"""

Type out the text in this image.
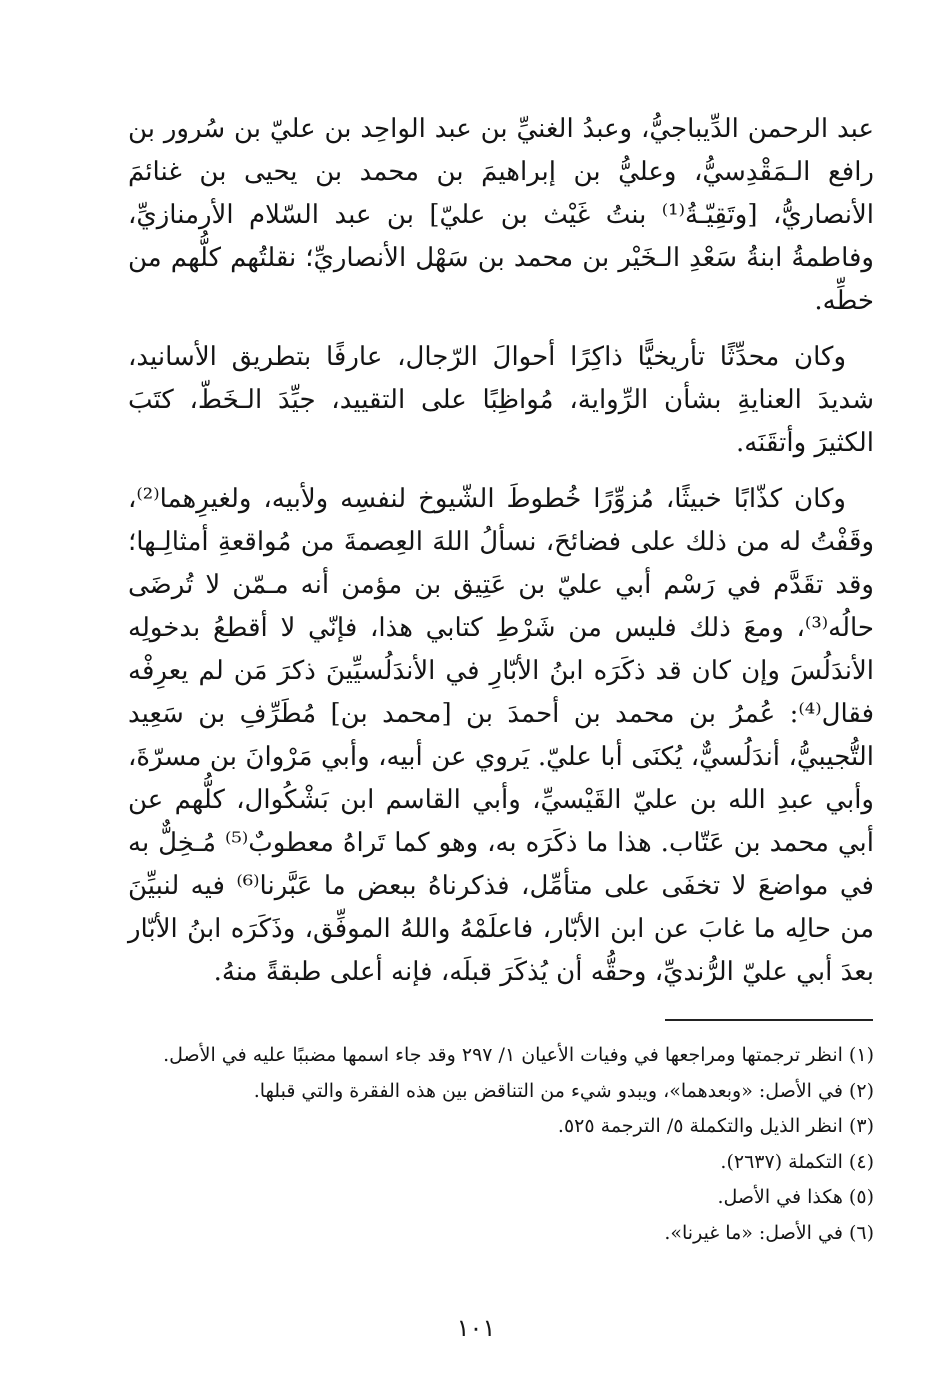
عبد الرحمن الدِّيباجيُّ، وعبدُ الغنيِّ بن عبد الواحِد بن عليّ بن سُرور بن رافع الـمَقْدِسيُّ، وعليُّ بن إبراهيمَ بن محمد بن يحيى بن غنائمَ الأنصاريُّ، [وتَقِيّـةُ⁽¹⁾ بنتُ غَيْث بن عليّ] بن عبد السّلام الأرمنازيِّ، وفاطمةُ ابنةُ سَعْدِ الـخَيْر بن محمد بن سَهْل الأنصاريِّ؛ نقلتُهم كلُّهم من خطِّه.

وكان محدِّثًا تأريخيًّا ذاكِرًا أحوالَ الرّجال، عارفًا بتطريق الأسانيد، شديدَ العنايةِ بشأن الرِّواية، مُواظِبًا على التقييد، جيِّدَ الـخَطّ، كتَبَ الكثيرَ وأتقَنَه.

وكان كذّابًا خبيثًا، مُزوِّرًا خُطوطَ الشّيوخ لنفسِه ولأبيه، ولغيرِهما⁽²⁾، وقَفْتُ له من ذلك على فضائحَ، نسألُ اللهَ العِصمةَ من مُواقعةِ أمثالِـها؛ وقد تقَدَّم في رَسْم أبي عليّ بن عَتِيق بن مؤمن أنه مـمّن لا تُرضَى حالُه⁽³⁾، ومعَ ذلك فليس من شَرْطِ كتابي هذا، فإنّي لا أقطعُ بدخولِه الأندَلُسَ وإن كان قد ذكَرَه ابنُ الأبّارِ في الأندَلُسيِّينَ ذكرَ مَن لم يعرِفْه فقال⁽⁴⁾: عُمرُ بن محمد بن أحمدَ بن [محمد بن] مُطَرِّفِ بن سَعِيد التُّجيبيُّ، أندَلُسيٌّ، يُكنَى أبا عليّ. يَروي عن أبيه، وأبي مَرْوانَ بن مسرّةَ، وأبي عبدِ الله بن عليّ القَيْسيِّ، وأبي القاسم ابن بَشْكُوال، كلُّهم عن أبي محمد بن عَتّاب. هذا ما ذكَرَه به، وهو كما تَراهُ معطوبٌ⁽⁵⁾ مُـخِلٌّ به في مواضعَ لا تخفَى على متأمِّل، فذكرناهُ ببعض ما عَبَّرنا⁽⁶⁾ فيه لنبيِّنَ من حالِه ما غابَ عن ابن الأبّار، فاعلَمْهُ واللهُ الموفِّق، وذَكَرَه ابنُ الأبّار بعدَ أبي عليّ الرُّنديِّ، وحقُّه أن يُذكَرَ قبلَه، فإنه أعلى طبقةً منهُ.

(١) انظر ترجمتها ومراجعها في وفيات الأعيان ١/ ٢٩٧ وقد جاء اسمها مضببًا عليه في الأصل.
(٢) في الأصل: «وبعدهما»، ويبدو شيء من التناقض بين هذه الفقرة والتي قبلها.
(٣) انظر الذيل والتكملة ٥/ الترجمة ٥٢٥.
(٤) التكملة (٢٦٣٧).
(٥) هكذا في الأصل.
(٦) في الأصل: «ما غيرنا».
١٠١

"""

_Your task_
Write out the listing word for word, omitting the pictures it holds.

_Answer_
Type out the text in this image.
عبد الرحمن الدِّيباجيُّ، وعبدُ الغنيِّ بن عبد الواحِد بن عليّ بن سُرور بن رافع الـمَقْدِسيُّ، وعليُّ بن إبراهيمَ بن محمد بن يحيى بن غنائمَ الأنصاريُّ، [وتَقِيّـةُ⁽¹⁾ بنتُ غَيْث بن عليّ] بن عبد السّلام الأرمنازيِّ، وفاطمةُ ابنةُ سَعْدِ الـخَيْر بن محمد بن سَهْل الأنصاريِّ؛ نقلتُهم كلُّهم من خطِّه.

وكان محدِّثًا تأريخيًّا ذاكِرًا أحوالَ الرّجال، عارفًا بتطريق الأسانيد، شديدَ العنايةِ بشأن الرِّواية، مُواظِبًا على التقييد، جيِّدَ الـخَطّ، كتَبَ الكثيرَ وأتقَنَه.

وكان كذّابًا خبيثًا، مُزوِّرًا خُطوطَ الشّيوخ لنفسِه ولأبيه، ولغيرِهما⁽²⁾، وقَفْتُ له من ذلك على فضائحَ، نسألُ اللهَ العِصمةَ من مُواقعةِ أمثالِـها؛ وقد تقَدَّم في رَسْم أبي عليّ بن عَتِيق بن مؤمن أنه مـمّن لا تُرضَى حالُه⁽³⁾، ومعَ ذلك فليس من شَرْطِ كتابي هذا، فإنّي لا أقطعُ بدخولِه الأندَلُسَ وإن كان قد ذكَرَه ابنُ الأبّارِ في الأندَلُسيِّينَ ذكرَ مَن لم يعرِفْه فقال⁽⁴⁾: عُمرُ بن محمد بن أحمدَ بن [محمد بن] مُطَرِّفِ بن سَعِيد التُّجيبيُّ، أندَلُسيٌّ، يُكنَى أبا عليّ. يَروي عن أبيه، وأبي مَرْوانَ بن مسرّةَ، وأبي عبدِ الله بن عليّ القَيْسيِّ، وأبي القاسم ابن بَشْكُوال، كلُّهم عن أبي محمد بن عَتّاب. هذا ما ذكَرَه به، وهو كما تَراهُ معطوبٌ⁽⁵⁾ مُـخِلٌّ به في مواضعَ لا تخفَى على متأمِّل، فذكرناهُ ببعض ما عَبَّرنا⁽⁶⁾ فيه لنبيِّنَ من حالِه ما غابَ عن ابن الأبّار، فاعلَمْهُ واللهُ الموفِّق، وذَكَرَه ابنُ الأبّار بعدَ أبي عليّ الرُّنديِّ، وحقُّه أن يُذكَرَ قبلَه، فإنه أعلى طبقةً منهُ.

(١) انظر ترجمتها ومراجعها في وفيات الأعيان ١/ ٢٩٧ وقد جاء اسمها مضببًا عليه في الأصل.
(٢) في الأصل: «وبعدهما»، ويبدو شيء من التناقض بين هذه الفقرة والتي قبلها.
(٣) انظر الذيل والتكملة ٥/ الترجمة ٥٢٥.
(٤) التكملة (٢٦٣٧).
(٥) هكذا في الأصل.
(٦) في الأصل: «ما غيرنا».
١٠١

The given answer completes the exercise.